**DATA IN THIS EXERCISE:**
[Start]
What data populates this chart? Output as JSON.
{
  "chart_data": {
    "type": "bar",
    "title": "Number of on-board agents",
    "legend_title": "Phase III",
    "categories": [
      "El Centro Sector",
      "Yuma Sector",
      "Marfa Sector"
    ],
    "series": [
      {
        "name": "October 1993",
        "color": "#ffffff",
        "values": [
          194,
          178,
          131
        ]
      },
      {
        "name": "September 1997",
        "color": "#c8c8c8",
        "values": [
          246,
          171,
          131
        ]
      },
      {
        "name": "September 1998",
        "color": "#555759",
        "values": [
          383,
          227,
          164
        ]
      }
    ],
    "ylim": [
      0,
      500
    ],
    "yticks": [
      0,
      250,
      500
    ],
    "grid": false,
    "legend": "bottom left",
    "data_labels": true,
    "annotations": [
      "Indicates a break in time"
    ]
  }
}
[End]
**REQUIRED WORK:**
Pull out every line above that holds the word "color".

**REPLY TO THE EXERCISE:**
        "color": "#ffffff",
        "color": "#c8c8c8",
        "color": "#555759",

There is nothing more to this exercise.